— What this task involves —
Copy each line of the material below that includes the string "JSON".

— Task inputs —
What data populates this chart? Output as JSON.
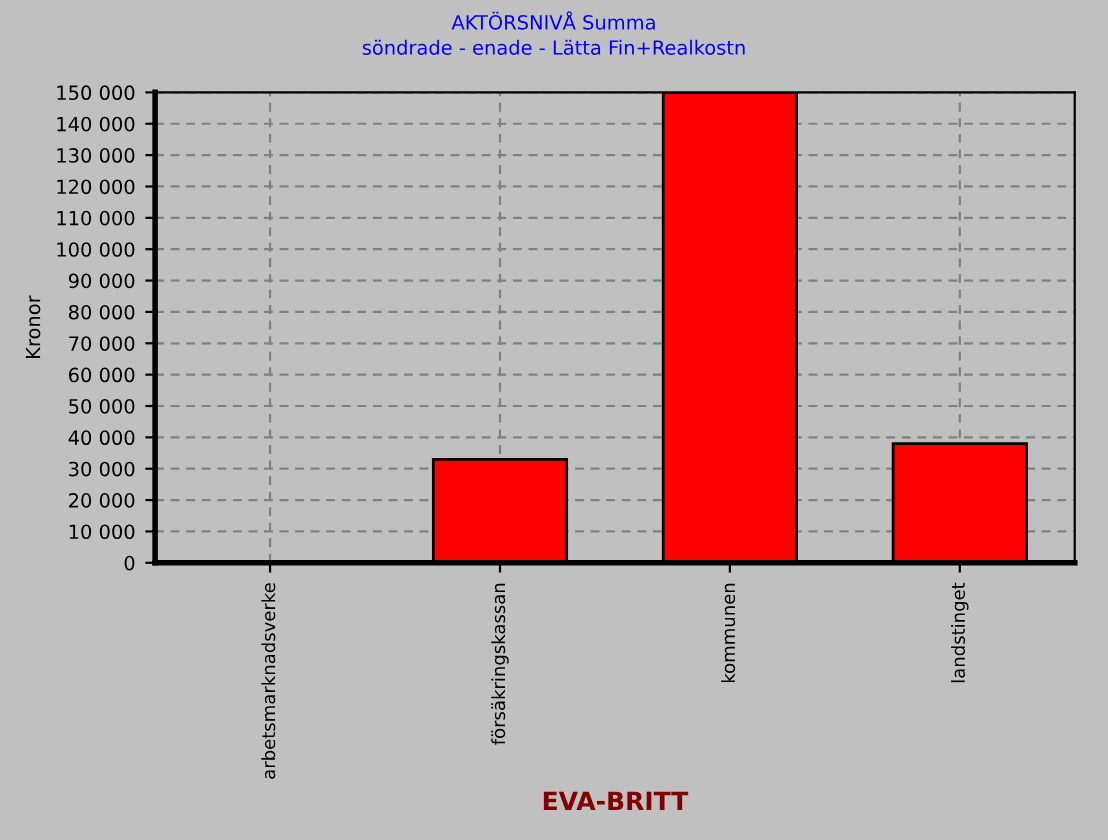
{
  "chart_data": {
    "type": "bar",
    "title": "AKTÖRSNIVÅ Summa",
    "subtitle": "söndrade - enade - Lätta Fin+Realkostn",
    "xlabel": "EVA-BRITT",
    "ylabel": "Kronor",
    "categories": [
      "arbetsmarknadsverke",
      "försäkringskassan",
      "kommunen",
      "landstinget"
    ],
    "values": [
      0,
      33000,
      150000,
      38000
    ],
    "color": "#ff0000",
    "ylim": [
      0,
      150000
    ],
    "yticks": [
      {
        "value": 0,
        "label": "0"
      },
      {
        "value": 10000,
        "label": "10 000"
      },
      {
        "value": 20000,
        "label": "20 000"
      },
      {
        "value": 30000,
        "label": "30 000"
      },
      {
        "value": 40000,
        "label": "40 000"
      },
      {
        "value": 50000,
        "label": "50 000"
      },
      {
        "value": 60000,
        "label": "60 000"
      },
      {
        "value": 70000,
        "label": "70 000"
      },
      {
        "value": 80000,
        "label": "80 000"
      },
      {
        "value": 90000,
        "label": "90 000"
      },
      {
        "value": 100000,
        "label": "100 000"
      },
      {
        "value": 110000,
        "label": "110 000"
      },
      {
        "value": 120000,
        "label": "120 000"
      },
      {
        "value": 130000,
        "label": "130 000"
      },
      {
        "value": 140000,
        "label": "140 000"
      },
      {
        "value": 150000,
        "label": "150 000"
      }
    ],
    "grid": true
  }
}
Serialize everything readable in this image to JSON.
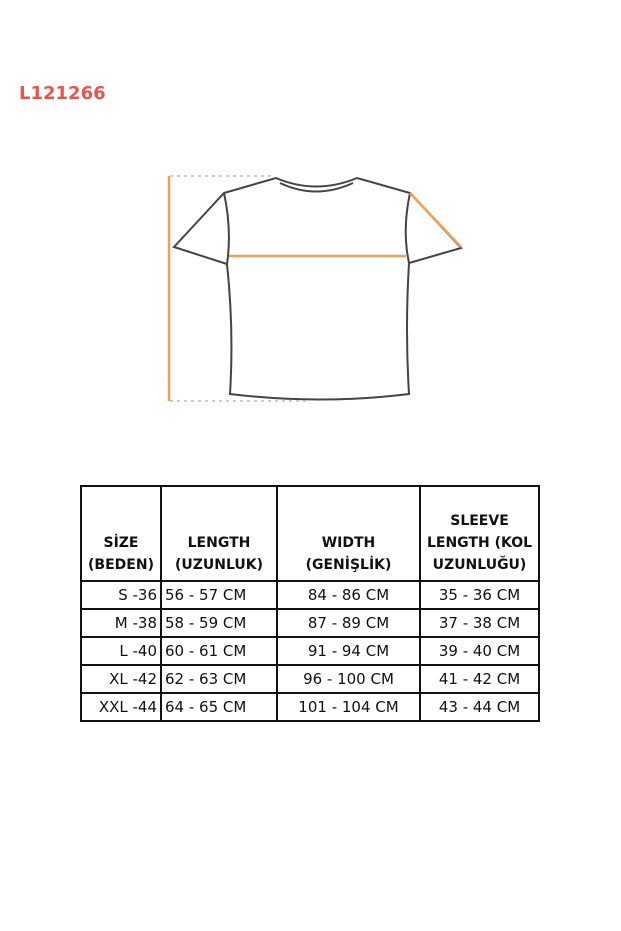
{
  "product_code": "L121266",
  "colors": {
    "code": "#e8544a",
    "measure_line": "#f0a050"
  },
  "table": {
    "headers": [
      [
        "SİZE",
        "(BEDEN)"
      ],
      [
        "LENGTH",
        "(UZUNLUK)"
      ],
      [
        "WIDTH",
        "(GENİŞLİK)"
      ],
      [
        "SLEEVE",
        "LENGTH (KOL",
        "UZUNLUĞU)"
      ]
    ],
    "rows": [
      [
        "S  -36",
        "56 -  57  CM",
        "84 -   86   CM",
        "35 -   36 CM"
      ],
      [
        "M -38",
        "58 -  59  CM",
        "87 -   89   CM",
        "37 -   38 CM"
      ],
      [
        "L -40",
        "60 -  61  CM",
        "91 -   94   CM",
        "39 -   40 CM"
      ],
      [
        "XL -42",
        "62 -  63  CM",
        "96 -   100 CM",
        "41 -   42 CM"
      ],
      [
        "XXL -44",
        "64 -  65  CM",
        "101 -   104 CM",
        "43 -   44 CM"
      ]
    ]
  }
}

— Result of this task —
What data populates this chart? Output as JSON.
Serialize everything readable in this image to JSON.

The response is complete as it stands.